(Stored records)
---
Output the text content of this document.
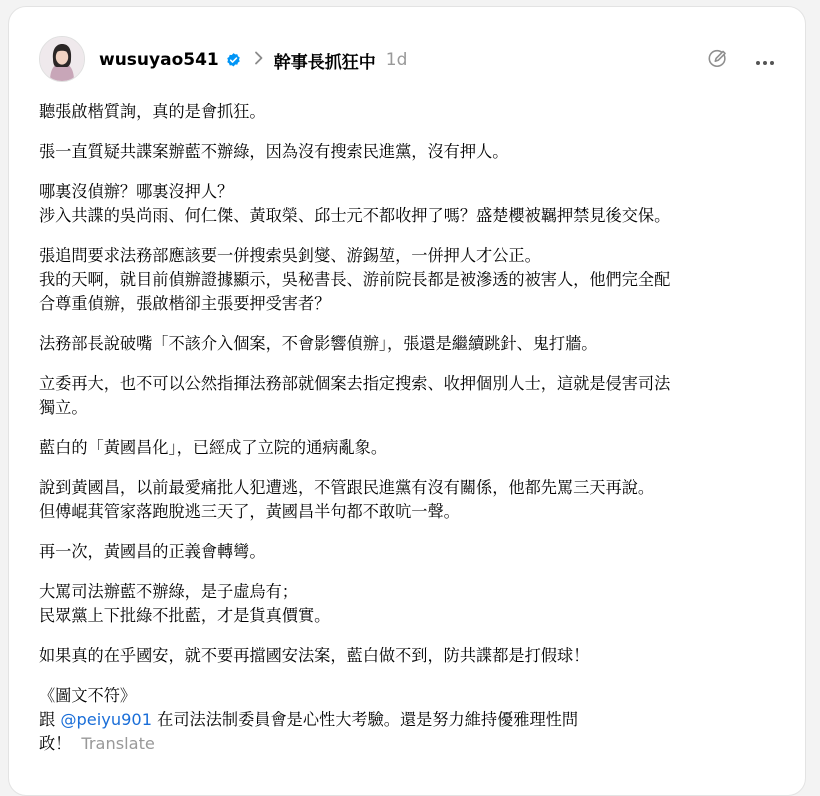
wusuyao541	幹事長抓狂中 1d

聽張啟楷質詢，真的是會抓狂。

張一直質疑共諜案辦藍不辦綠，因為沒有搜索民進黨，沒有押人。

哪裏沒偵辦？哪裏沒押人？
涉入共諜的吳尚雨、何仁傑、黃取榮、邱士元不都收押了嗎？盛楚櫻被羈押禁見後交保。

張追問要求法務部應該要一併搜索吳釗燮、游錫堃，一併押人才公正。
我的天啊，就目前偵辦證據顯示，吳秘書長、游前院長都是被滲透的被害人，他們完全配
合尊重偵辦，張啟楷卻主張要押受害者？

法務部長說破嘴「不該介入個案，不會影響偵辦」，張還是繼續跳針、鬼打牆。

立委再大，也不可以公然指揮法務部就個案去指定搜索、收押個別人士，這就是侵害司法
獨立。

藍白的「黃國昌化」，已經成了立院的通病亂象。

說到黃國昌，以前最愛痛批人犯遭逃，不管跟民進黨有沒有關係，他都先罵三天再說。
但傅崐萁管家落跑脫逃三天了，黃國昌半句都不敢吭一聲。

再一次，黃國昌的正義會轉彎。

大罵司法辦藍不辦綠，是子虛烏有；
民眾黨上下批綠不批藍，才是貨真價實。

如果真的在乎國安，就不要再擋國安法案，藍白做不到，防共諜都是打假球！

《圖文不符》
跟 @peiyu901 在司法法制委員會是心性大考驗。還是努力維持優雅理性問
政！ Translate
---
Repeat the data exactly in full, omitting its pictures.

Output the text content of this document.
wusuyao541	幹事長抓狂中 1d

聽張啟楷質詢，真的是會抓狂。

張一直質疑共諜案辦藍不辦綠，因為沒有搜索民進黨，沒有押人。

哪裏沒偵辦？哪裏沒押人？
涉入共諜的吳尚雨、何仁傑、黃取榮、邱士元不都收押了嗎？盛楚櫻被羈押禁見後交保。

張追問要求法務部應該要一併搜索吳釗燮、游錫堃，一併押人才公正。
我的天啊，就目前偵辦證據顯示，吳秘書長、游前院長都是被滲透的被害人，他們完全配
合尊重偵辦，張啟楷卻主張要押受害者？

法務部長說破嘴「不該介入個案，不會影響偵辦」，張還是繼續跳針、鬼打牆。

立委再大，也不可以公然指揮法務部就個案去指定搜索、收押個別人士，這就是侵害司法
獨立。

藍白的「黃國昌化」，已經成了立院的通病亂象。

說到黃國昌，以前最愛痛批人犯遭逃，不管跟民進黨有沒有關係，他都先罵三天再說。
但傅崐萁管家落跑脫逃三天了，黃國昌半句都不敢吭一聲。

再一次，黃國昌的正義會轉彎。

大罵司法辦藍不辦綠，是子虛烏有；
民眾黨上下批綠不批藍，才是貨真價實。

如果真的在乎國安，就不要再擋國安法案，藍白做不到，防共諜都是打假球！

《圖文不符》
跟 @peiyu901 在司法法制委員會是心性大考驗。還是努力維持優雅理性問
政！ Translate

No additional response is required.